In the listing below, find every line with the string "მიღება" and pull it out.

———

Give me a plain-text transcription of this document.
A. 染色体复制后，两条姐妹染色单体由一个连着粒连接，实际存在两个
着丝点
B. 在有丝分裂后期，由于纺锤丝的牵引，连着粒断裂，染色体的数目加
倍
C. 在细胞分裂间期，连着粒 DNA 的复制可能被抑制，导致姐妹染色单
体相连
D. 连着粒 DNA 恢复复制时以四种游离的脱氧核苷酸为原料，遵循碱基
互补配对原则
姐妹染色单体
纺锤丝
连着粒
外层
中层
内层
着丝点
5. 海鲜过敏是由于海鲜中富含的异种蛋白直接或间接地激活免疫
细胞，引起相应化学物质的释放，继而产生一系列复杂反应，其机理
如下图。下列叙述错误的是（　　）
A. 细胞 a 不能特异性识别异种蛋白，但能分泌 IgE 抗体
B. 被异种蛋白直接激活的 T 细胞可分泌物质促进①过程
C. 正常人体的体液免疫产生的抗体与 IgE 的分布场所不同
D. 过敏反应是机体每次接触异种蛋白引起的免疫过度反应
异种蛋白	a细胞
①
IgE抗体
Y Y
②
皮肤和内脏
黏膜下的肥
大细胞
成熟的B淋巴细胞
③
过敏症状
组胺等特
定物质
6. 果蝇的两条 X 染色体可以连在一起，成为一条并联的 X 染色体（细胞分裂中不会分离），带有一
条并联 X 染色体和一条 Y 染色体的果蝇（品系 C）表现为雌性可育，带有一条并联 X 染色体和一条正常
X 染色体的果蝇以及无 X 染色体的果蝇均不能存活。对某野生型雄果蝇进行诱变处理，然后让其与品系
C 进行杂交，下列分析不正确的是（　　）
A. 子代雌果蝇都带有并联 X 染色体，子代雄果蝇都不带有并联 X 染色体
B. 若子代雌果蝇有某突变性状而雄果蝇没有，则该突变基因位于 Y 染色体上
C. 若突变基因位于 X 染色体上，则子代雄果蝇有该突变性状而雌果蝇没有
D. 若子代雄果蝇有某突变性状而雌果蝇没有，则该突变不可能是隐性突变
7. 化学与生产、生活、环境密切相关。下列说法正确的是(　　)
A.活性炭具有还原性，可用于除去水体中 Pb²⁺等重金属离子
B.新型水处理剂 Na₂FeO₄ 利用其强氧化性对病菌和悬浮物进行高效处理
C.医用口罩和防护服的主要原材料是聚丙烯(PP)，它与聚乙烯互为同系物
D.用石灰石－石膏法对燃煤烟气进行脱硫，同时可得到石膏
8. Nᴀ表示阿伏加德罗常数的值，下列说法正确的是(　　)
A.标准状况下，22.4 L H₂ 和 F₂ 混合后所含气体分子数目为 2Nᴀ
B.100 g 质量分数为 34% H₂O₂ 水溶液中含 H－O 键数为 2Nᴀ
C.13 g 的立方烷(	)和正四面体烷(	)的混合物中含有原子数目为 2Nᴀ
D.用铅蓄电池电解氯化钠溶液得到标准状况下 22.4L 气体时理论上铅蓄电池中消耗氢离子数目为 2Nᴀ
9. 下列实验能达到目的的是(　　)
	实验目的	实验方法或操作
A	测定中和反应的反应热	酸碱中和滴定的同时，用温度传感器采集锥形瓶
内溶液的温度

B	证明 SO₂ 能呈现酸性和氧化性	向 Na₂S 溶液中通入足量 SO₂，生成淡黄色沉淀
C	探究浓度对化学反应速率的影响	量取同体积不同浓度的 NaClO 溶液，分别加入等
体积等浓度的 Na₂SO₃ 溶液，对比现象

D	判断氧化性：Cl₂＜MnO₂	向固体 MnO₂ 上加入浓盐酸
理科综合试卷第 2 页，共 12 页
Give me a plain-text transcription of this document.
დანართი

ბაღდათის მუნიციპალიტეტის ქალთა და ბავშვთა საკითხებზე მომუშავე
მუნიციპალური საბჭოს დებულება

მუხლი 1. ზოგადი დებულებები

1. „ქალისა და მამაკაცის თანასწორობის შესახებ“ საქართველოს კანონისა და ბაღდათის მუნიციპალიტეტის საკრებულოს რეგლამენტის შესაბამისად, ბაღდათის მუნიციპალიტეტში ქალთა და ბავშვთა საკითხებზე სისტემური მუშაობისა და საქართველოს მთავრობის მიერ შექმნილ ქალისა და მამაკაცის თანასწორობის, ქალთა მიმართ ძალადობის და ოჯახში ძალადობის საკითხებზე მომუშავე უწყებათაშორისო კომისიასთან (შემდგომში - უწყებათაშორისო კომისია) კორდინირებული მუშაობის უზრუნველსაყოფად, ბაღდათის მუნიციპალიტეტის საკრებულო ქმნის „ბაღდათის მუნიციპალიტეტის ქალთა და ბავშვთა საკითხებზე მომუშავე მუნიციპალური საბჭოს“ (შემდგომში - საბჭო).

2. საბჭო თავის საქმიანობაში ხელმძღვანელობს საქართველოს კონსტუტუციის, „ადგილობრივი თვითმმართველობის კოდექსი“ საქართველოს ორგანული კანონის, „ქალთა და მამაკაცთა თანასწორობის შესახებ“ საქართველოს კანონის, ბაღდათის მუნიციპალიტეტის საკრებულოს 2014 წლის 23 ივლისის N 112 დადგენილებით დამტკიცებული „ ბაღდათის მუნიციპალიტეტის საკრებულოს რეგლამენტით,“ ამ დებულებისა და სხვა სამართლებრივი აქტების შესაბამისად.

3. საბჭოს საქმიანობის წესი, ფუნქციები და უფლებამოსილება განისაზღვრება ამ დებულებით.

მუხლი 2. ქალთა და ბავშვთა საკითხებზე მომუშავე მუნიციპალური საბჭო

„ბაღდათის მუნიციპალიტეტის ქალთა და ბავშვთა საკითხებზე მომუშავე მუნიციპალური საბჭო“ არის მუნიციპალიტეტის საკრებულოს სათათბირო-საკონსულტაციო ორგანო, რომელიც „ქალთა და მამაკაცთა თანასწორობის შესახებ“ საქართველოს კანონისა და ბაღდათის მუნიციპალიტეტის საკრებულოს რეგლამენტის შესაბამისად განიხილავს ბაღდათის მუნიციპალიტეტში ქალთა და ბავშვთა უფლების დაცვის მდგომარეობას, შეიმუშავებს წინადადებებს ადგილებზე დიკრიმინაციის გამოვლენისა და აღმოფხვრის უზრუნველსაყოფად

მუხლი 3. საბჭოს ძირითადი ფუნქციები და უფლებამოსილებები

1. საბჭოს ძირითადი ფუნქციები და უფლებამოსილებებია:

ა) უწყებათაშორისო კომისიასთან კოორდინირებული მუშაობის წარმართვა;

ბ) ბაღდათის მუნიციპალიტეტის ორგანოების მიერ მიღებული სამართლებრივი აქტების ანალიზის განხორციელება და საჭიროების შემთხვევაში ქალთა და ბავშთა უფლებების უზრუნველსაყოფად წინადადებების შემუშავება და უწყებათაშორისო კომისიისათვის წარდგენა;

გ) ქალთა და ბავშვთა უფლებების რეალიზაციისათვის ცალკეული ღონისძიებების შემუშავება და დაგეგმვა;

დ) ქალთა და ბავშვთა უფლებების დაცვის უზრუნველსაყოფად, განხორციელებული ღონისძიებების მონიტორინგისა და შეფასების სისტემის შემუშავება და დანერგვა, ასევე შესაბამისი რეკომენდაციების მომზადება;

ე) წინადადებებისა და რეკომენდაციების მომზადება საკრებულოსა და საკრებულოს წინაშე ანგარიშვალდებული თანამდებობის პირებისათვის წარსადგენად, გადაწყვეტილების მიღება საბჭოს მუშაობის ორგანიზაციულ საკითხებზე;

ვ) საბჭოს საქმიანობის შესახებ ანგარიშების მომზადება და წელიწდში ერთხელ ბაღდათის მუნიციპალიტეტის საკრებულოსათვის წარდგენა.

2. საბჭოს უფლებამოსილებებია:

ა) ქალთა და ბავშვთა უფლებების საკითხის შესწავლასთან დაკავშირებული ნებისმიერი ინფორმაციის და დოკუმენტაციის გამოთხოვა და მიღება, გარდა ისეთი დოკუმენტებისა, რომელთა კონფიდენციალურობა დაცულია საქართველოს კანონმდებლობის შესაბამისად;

———

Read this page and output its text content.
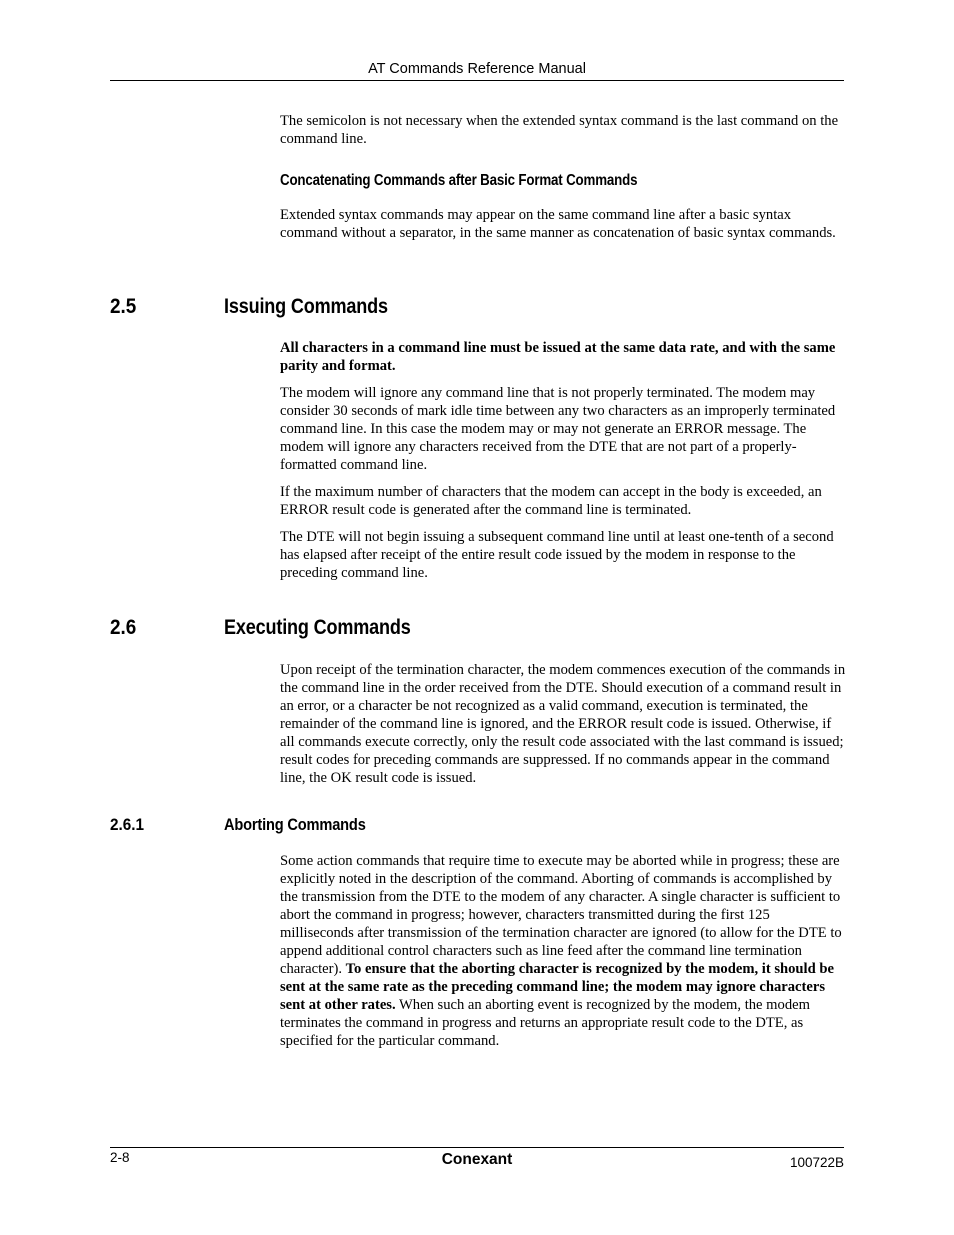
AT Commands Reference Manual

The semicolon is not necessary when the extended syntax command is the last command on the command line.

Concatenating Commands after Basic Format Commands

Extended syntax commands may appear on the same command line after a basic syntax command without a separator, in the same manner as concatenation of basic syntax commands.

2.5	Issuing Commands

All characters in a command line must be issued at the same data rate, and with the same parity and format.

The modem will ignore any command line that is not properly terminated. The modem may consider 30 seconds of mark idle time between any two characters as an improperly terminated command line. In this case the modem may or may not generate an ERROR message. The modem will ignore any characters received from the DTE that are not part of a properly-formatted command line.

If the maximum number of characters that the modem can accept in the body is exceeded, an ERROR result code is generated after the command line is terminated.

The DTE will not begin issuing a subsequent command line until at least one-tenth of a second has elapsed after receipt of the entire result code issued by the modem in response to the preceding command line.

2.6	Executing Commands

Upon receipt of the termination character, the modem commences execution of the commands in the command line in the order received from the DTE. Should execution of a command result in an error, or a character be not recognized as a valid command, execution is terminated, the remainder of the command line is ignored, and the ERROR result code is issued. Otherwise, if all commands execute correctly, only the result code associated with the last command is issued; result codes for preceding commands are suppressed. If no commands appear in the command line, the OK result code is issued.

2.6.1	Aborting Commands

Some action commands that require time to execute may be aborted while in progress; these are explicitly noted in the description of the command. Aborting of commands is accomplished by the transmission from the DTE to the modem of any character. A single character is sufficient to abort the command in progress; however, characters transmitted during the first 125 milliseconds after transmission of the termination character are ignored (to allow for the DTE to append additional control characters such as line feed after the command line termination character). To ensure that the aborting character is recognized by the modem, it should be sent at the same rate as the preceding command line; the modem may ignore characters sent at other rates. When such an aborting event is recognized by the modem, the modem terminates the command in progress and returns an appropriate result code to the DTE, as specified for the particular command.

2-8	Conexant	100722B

———

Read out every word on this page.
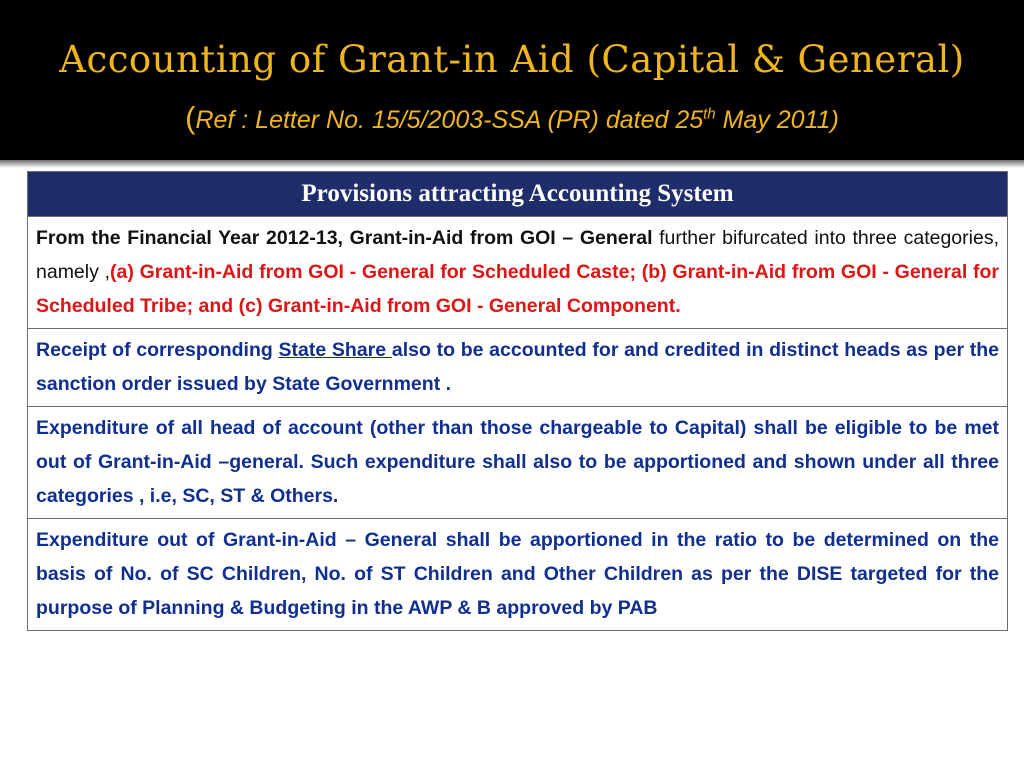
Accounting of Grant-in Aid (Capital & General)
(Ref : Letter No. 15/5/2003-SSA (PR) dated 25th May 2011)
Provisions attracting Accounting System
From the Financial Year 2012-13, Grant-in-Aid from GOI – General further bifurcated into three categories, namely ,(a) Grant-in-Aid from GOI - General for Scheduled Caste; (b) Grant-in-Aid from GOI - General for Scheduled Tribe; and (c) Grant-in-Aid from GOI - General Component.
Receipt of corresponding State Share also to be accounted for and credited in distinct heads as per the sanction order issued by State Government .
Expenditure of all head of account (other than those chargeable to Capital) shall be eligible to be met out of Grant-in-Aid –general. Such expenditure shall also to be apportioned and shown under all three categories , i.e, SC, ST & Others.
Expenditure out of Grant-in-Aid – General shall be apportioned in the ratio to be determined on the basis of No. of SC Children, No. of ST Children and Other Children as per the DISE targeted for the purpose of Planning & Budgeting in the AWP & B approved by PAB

———

[Exercise answer]
ე) წინადადებებისა და რეკომენდაციების მომზადება საკრებულოსა და საკრებულოს წინაშე ანგარიშვალდებული თანამდებობის პირებისათვის წარსადგენად, გადაწყვეტილების მიღება საბჭოს მუშაობის ორგანიზაციულ საკითხებზე;
ა) ქალთა და ბავშვთა უფლებების საკითხის შესწავლასთან დაკავშირებული ნებისმიერი ინფორმაციის და დოკუმენტაციის გამოთხოვა და მიღება, გარდა ისეთი დოკუმენტებისა, რომელთა კონფიდენციალურობა დაცულია საქართველოს კანონმდებლობის შესაბამისად;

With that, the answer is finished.